Page extract:
— start —
Egill Thor Nielsson

The Arctic is undergoing rapid changes and has in the last century moved from being a largely unknown part of the world to a global hotspot. In recent times the Arctic region has started to carry more weight in geo-economic terms than before, due to its promises of vast amounts of attainable mineral resources and feasible Arctic shipping routes. These discourses have mainly emphasised the larger and more powerful Arctic players, while sparsely populated places such as Iceland, Faroe Islands and to some extent Greenland are seldom in the foreground. This briefing note seeks to explain how West Nordic cooperation has grown in the past 30 years, both internally and externally, and how the West Nordic council members can influence Arctic developments in a stronger manner, by identifying common Arctic interests and goals, which can then be implemented through a joint West Nordic Arctic strategy.

This opportunity will be looked at through the following questions:

  • What is the West Nordic Council and how does West Nordic cooperation work?
  • How can the West Nordic countries increase their Arctic cooperation and the influence they hold in a gradually more global Arctic?

The Origins and Rational for West Nordic Cooperation

The West Nordic Parliamentarian Council of Cooperation was formed in Nuuk in 1985 and its establishment created a formal cooperation between the parliaments of the three West Nordic countries, namely: Iceland, Greenland and the Faroe Islands1 (Althingi, 2013a). The council was created following political discussions in the three countries during the early 1980s, after home rule was introduced in Greenland 1979. Its rational was: to cooperate on common problems and to conduct positive and constructive cooperation regarding West Nordic, or North Atlantic, issues with the Nordic Council as well as other organisations (West Nordic Council, n.d.).

The cooperation has strong roots given that the three countries are geographical neighbours and share many historical and cultural bonds, as well as basic natural and economic conditions; in terms of (often harsh) living conditions in small and isolated communities, highly dependent on adaptation to their natural surroundings and especially the use of maritime resources (see Althing, 2011; ibid, 2013a; Thór, Thorleifsen, Mortensen, & Marquardt, 2012; West Nordic Council, n.d.).

The West Nordic Council

The West Nordic Council and Its Arctic Engagement 3 Arctic Yearbook 2013 In the year 1997 a new charter was agreed upon by the three respective West Nordic national parliaments and the council's name was changed from the West Nordic Parliamentarian Council of Cooperation to the West Nordic Council. Subsequently, the council undertook some changes by introducing new working rules and strengthening its goals (Althingi, 2013b). Broadening its focus from cultural/social purposes (Bailes and Heininen, 2012: 73), to include amongst other issues increased political and economic cooperation (West Nordic Council, n.d.). The West Nordic Council meets twice every year, once for an annual general meeting, which constitutes as the council's supreme authority, and once for a theme conference. Its work is then realised through recommendations approved at the annual general meeting, which are then presented to the member countries parliaments and executed by the appropriate minister (West Nordic Council, n.d.a). In recent years the West Nordic Council has given recommendations on various issues, including search and rescue, resources and transportation, cultural and environmental affairs, as well as foreign affairs – with Arctic issues at the forefront (Althingi, 2013b; West Nordic Council, 2012).
— end —
Rows from a dataset:
— start —
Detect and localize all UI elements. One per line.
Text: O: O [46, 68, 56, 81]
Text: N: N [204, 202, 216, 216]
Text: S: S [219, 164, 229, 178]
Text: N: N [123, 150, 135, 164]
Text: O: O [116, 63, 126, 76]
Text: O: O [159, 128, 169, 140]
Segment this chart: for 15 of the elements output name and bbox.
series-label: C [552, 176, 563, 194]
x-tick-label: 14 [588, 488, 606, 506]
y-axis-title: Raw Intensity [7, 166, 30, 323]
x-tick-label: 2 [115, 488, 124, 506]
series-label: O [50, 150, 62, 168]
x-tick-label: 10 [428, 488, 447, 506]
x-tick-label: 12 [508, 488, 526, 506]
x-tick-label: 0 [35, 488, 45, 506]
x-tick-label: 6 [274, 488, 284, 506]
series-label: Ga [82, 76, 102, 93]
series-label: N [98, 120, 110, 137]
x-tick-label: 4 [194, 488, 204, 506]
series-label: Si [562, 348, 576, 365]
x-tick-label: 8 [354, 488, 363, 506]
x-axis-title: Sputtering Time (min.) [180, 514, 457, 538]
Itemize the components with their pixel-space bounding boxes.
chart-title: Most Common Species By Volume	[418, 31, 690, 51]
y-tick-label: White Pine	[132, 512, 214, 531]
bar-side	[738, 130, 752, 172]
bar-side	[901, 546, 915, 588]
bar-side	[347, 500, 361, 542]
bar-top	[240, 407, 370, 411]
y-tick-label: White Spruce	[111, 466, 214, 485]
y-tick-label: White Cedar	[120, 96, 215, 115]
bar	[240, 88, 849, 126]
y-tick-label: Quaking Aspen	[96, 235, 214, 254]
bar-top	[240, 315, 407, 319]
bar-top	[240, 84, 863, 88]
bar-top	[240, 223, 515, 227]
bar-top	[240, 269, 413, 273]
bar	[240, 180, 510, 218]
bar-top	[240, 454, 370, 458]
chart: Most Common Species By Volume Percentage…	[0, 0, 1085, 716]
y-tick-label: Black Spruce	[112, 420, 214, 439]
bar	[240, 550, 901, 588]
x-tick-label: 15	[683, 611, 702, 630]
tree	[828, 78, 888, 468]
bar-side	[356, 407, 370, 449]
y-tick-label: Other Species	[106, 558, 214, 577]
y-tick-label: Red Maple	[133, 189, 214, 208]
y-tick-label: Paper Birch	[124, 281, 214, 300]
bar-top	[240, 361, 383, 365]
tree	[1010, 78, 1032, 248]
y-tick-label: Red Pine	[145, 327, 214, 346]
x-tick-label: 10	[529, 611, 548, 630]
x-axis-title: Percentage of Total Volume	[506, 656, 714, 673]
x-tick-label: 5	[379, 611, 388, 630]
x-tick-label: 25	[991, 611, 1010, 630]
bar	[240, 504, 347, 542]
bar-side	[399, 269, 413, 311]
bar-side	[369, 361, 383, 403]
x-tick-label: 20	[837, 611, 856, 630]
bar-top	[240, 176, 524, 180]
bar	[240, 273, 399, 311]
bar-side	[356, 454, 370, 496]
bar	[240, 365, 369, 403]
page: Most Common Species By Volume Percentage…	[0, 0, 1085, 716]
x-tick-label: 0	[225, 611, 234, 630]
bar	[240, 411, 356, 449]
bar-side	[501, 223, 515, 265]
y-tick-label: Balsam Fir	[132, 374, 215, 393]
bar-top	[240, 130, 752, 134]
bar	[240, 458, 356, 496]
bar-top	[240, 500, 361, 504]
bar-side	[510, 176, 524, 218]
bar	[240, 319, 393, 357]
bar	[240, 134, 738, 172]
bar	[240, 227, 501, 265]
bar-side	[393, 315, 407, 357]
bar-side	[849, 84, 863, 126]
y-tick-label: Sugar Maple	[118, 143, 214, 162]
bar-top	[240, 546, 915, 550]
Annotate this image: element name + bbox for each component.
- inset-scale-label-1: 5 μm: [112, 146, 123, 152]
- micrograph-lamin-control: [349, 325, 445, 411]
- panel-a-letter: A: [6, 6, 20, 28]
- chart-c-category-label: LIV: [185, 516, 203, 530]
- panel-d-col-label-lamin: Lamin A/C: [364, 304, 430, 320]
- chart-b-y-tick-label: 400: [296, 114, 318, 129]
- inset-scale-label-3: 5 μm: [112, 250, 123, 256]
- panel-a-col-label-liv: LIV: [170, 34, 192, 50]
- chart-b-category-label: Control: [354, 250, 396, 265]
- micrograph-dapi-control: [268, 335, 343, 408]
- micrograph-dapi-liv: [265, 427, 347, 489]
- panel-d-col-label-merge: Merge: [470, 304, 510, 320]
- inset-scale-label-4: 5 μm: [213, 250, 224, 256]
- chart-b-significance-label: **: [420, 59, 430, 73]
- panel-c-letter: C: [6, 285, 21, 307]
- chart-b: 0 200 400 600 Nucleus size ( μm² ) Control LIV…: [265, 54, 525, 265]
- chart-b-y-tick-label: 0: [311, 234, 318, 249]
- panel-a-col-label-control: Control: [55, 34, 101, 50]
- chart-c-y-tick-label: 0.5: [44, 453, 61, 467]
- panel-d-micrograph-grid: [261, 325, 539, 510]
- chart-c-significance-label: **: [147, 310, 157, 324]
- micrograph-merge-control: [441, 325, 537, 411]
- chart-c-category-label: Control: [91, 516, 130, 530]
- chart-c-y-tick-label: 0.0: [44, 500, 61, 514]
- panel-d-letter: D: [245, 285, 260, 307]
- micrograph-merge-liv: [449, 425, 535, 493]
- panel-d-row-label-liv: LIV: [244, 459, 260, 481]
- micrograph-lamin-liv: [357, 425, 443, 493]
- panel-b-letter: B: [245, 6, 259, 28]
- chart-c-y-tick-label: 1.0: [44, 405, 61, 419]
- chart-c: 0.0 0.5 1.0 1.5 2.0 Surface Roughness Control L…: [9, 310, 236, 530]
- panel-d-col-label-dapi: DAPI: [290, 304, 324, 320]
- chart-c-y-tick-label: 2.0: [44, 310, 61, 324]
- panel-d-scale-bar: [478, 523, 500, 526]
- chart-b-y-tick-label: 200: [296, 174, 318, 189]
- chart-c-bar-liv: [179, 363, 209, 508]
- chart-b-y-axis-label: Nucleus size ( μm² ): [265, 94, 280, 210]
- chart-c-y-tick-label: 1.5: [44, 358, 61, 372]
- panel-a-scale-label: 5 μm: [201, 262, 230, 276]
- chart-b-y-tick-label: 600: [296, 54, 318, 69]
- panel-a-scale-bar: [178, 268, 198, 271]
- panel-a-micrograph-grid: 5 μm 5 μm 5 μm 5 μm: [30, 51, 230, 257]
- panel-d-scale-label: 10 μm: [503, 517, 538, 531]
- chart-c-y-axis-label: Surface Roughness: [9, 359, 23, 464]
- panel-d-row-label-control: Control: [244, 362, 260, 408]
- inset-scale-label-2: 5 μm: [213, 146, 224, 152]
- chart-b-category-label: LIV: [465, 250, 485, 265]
— end —
Given problem 1:
Name the countries whose parliaments form the West Nordic cooperation, according to the briefing note on West Nordic cooperation.
Given problem 2:
Sum up the briefing note on West Nordic cooperation in two sentences.
Given problem 3:
Go on with the briefing note on West Nordic cooperation, starting after its last sentence.

Written answer 1:
Iceland, Greenland and the Faroe Islands.

Written answer 2:
As the Arctic gains geo-economic weight, the note explains how cooperation among Iceland, Greenland and the Faroe Islands has grown and how these small nations could gain more Arctic influence through a joint West Nordic Arctic strategy. Their parliamentary council was founded in Nuuk in 1985 and renamed the West Nordic Council in 1997, and it now meets twice a year and makes recommendations on issues such as search and rescue and foreign affairs, with Arctic issues at the forefront.

Written answer 3:
The main objectives of the West Nordic Council are defined on the council's website (West Nordic Council, n.d.):

  • To promote west Nordic (north Atlantic) interests.
  • To be guardians of north Atlantic resources and north Atlantic culture and to help promoting West Nordic interests through the West Nordic governments – not least with regards to the serious issues of resource management, pollution etc.
  • To follow up on the government's west Nordic cooperation.
  • To work with the Nordic Council and to be the west Nordic link in Nordic cooperation.
  • To act as the parliamentary link for inter-west Nordic organisations, including Arctic parliamentary cooperation.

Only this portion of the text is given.